:: GIVEN TASK ::
Each line that holds the word "icon" counts once; give the total number of such lines and nothing else.
# start of EXERCISE DATA
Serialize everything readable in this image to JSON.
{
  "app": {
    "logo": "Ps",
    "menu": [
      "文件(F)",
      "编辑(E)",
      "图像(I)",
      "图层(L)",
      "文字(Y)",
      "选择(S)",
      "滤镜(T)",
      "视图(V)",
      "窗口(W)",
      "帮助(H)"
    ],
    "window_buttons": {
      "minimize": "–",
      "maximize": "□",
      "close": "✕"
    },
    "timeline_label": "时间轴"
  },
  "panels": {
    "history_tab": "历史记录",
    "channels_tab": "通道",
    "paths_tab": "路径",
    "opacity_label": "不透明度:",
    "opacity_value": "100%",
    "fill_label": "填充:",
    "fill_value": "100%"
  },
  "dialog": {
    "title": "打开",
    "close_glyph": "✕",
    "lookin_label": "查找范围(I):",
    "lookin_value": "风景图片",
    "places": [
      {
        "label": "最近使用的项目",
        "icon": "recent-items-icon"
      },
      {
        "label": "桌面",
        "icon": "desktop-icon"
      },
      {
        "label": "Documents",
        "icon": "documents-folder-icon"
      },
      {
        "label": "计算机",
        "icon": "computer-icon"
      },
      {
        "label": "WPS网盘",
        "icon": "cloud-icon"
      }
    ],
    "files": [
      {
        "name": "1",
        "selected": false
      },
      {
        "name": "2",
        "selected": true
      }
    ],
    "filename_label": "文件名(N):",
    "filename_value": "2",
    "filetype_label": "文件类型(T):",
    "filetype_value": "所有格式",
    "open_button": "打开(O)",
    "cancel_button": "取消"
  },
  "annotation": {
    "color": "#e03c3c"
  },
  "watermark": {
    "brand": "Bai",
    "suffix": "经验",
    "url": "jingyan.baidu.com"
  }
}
# end of EXERCISE DATA
:: IN RESPONSE ::
5